REQUISITOS ▸
1) ¿Qué obras literarias o cinematográficas se mencionan en el párrafo del artículo sobre Trífero que comienza con «Saúl Trífero huye»? Enuméralas todas.
2) En el artículo sobre Trífero, ¿cómo se llama la valkiria noruega a la que amaba el protagonista?

En algún punto de la carretera, entre Caídos del cielo y La pistola de mi hermano, el héroe ha dejado de creerse un tipo interesante, y ella se ha cansado de sus fracasos, se ha apeado del coche y le ha roto el corazón. El protagonista de Tokio, un camello especializado en una milagrosa sustancia que anula los recuerdos a discreción, ejemplifica la inversión del viaje iniciático conradiano: en vez de concluir en el lado salvaje de la vida, le proporciona la beatitud de la inconsciencia. No es una búsqueda sino una huida: de sí mismo, de la propia mediocridad, y la miseria de la autocompasión. Trífero toma el testigo con un anti-héroe de amplias reminiscencias literarias y cinematográficas: el canalla simpático que está, en el fondo, hastiado de sí mismo.

Saúl Trífero huye de una vida perfecta que no se merecía, junto a una valkiria noruega a la que amaba ridículamente, y que, cosas que pasan, ostentaba uno de los muchos nombres que Humbert Humbert le da a su tierno amor en Lolita: Lotte. La "dulce Lotte" es una niña grande, rebosante de vitalidad, caprichosa y absurda, mientras que él es un advenedizo sin nada que ofrecer. Tras la desaparición de ésta, engullida por el peso de su propio entusiasmo, Trífero inicia su personal odisea hacia la autodestrucción. Viaja a Nueva York, se pasea por la ciudad como un Holden Caufield cualquiera (El guardián entre el centeno), se cuela en recepciones privadas a gorronear canapés, y se busca un divertimento pasajero en forma de avatar científico: el doctor Trífero, ideólogo de los "universos sombra", que recorre los Estados Unidos, de convención en convención, de hotel en hotel (como HH, también), junto a un profesor fracasado. No por casualidad este hombre que ha tocado el cielo y el infierno pergeña para sí mismo un final semejante al de El crepúsculo de los dioses (Billy Wilder, 1950). Su aventura es un acto suicida que le permite llevar una vida más o menos agradable y evadirse de sí mismo y del mundo mientras llega el toque de gracia liberador.

Anotaciones de regiones de imagen:

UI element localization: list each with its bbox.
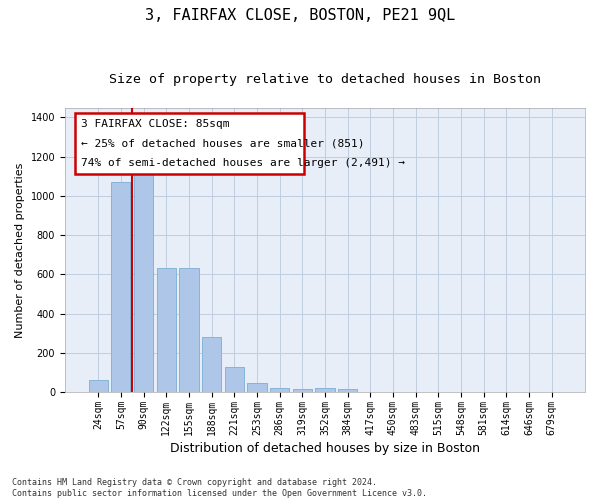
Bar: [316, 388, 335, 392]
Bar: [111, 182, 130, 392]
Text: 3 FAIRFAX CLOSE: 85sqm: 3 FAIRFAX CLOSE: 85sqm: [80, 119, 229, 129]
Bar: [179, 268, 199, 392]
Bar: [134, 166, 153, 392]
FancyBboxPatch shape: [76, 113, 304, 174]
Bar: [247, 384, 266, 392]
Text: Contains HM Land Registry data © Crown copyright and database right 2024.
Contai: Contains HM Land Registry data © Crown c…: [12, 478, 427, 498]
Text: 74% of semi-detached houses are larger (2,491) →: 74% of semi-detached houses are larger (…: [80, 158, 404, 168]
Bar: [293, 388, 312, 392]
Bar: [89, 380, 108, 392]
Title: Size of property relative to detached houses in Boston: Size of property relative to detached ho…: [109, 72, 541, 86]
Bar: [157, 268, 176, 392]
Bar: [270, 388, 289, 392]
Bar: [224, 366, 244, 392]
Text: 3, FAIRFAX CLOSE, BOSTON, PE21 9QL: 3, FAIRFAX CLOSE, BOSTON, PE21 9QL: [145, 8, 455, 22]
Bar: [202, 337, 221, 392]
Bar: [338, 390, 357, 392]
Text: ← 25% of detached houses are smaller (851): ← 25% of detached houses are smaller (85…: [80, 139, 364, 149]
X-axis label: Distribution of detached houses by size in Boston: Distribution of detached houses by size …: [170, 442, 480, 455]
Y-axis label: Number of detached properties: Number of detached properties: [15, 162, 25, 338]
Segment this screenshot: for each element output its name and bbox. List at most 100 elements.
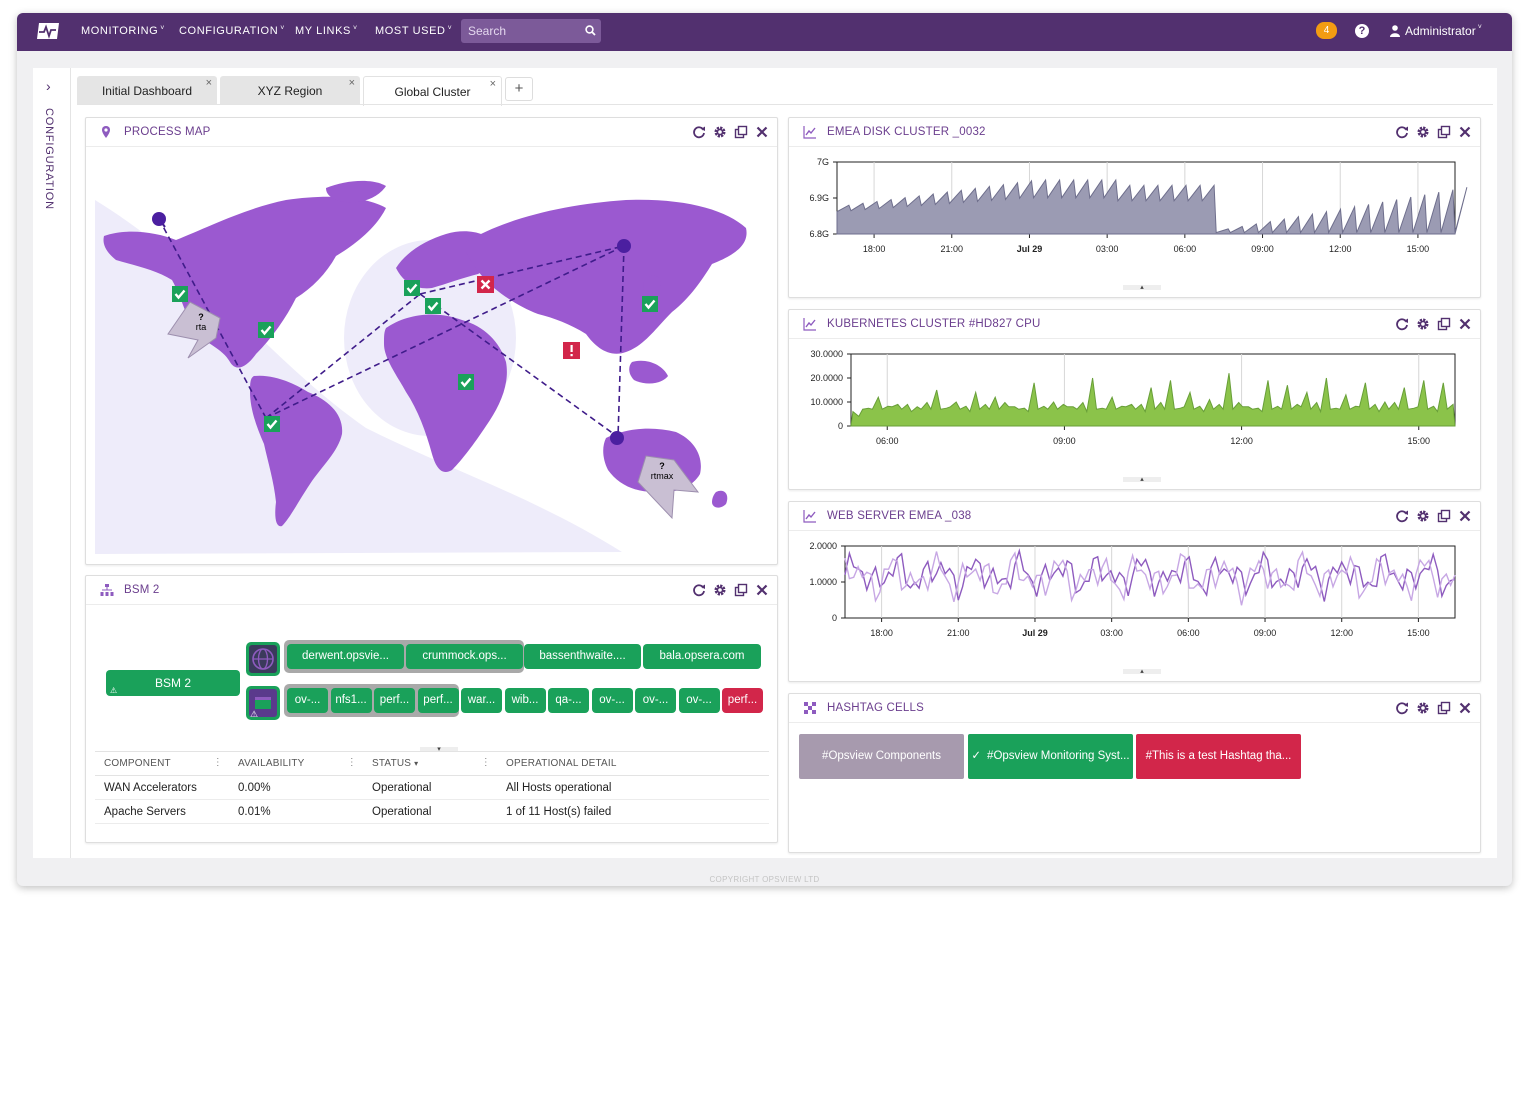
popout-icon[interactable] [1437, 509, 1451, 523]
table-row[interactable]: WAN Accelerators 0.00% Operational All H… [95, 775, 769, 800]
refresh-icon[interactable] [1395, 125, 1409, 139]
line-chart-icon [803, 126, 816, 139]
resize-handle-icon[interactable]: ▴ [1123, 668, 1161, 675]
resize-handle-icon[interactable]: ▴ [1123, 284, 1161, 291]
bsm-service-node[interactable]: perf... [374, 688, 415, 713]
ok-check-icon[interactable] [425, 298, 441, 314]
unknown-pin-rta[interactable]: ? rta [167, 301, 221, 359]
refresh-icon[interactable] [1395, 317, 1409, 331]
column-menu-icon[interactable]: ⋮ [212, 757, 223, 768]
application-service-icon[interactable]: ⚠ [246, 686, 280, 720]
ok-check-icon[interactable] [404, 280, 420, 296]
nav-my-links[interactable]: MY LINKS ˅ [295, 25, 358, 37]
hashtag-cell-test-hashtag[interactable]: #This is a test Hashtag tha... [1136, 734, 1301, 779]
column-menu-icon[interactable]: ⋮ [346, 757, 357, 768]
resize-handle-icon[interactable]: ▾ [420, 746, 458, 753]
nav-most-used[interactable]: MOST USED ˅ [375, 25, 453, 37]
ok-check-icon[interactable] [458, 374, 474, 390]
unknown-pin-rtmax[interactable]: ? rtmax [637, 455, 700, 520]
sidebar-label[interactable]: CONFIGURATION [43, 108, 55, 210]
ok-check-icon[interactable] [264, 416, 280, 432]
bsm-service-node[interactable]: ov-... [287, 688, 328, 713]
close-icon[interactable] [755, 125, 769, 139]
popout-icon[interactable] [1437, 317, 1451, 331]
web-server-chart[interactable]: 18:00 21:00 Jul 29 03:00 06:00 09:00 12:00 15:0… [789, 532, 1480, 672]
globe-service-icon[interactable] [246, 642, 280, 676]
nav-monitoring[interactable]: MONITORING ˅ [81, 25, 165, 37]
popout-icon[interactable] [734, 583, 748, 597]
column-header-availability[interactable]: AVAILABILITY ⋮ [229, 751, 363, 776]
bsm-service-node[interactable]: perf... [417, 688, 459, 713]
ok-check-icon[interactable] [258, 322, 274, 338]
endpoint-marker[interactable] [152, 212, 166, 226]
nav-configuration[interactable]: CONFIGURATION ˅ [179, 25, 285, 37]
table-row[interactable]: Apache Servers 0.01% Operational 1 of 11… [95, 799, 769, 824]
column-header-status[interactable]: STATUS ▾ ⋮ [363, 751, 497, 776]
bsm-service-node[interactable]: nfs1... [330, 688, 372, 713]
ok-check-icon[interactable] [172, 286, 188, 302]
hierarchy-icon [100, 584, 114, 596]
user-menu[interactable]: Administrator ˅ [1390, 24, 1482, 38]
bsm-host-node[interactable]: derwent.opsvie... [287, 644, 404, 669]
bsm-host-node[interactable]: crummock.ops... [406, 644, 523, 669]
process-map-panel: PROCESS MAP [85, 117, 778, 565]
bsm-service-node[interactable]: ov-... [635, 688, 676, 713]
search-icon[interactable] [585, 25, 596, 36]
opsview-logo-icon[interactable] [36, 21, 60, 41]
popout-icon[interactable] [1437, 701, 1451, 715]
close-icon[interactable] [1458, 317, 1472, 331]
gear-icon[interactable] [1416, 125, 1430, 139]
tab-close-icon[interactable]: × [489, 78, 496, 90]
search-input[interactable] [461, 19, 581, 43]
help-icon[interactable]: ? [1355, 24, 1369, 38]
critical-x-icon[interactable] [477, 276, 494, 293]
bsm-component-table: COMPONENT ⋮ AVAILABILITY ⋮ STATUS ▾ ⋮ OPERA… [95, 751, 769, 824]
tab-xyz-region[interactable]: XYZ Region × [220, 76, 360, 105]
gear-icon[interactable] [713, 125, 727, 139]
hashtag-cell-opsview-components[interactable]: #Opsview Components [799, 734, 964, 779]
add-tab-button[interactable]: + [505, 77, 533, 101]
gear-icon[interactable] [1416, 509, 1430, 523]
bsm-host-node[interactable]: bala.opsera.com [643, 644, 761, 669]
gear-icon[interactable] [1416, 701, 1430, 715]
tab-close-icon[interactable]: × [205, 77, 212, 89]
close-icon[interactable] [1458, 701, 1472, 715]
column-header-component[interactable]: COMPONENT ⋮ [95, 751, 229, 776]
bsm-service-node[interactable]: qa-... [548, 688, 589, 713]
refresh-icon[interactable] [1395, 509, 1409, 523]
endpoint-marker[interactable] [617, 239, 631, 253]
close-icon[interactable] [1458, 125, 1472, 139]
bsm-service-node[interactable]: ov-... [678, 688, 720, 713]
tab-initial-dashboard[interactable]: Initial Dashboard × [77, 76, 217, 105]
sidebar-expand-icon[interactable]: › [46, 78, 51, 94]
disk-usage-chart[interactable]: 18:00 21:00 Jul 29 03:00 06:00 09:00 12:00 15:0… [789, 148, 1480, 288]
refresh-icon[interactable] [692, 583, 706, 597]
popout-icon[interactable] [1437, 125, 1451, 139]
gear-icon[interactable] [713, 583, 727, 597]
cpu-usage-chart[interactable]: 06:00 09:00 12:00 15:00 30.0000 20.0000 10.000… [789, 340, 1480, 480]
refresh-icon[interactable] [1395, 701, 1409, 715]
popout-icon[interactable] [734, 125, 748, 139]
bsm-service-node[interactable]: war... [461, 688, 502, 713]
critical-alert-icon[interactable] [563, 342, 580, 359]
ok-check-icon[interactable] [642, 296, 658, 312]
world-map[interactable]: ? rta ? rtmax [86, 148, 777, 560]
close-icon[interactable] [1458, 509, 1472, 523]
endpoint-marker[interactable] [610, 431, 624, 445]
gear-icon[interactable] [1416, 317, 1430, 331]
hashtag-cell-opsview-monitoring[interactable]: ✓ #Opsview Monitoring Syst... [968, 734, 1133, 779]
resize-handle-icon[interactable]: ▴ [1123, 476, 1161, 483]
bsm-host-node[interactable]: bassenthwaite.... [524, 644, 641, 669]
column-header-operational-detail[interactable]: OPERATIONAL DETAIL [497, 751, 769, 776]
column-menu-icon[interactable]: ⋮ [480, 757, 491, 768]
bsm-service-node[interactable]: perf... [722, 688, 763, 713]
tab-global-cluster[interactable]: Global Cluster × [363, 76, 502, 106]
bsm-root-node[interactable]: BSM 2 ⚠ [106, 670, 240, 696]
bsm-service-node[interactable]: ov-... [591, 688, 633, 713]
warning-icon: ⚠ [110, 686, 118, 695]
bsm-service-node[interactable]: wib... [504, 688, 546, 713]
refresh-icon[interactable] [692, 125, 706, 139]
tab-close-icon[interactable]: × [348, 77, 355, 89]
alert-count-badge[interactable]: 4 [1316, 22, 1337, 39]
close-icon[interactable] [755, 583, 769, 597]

RESPUESTAS ▸
1)
- Lolita
- El guardián entre el centeno
- El crepúsculo de los dioses

2) Se llama Lotte.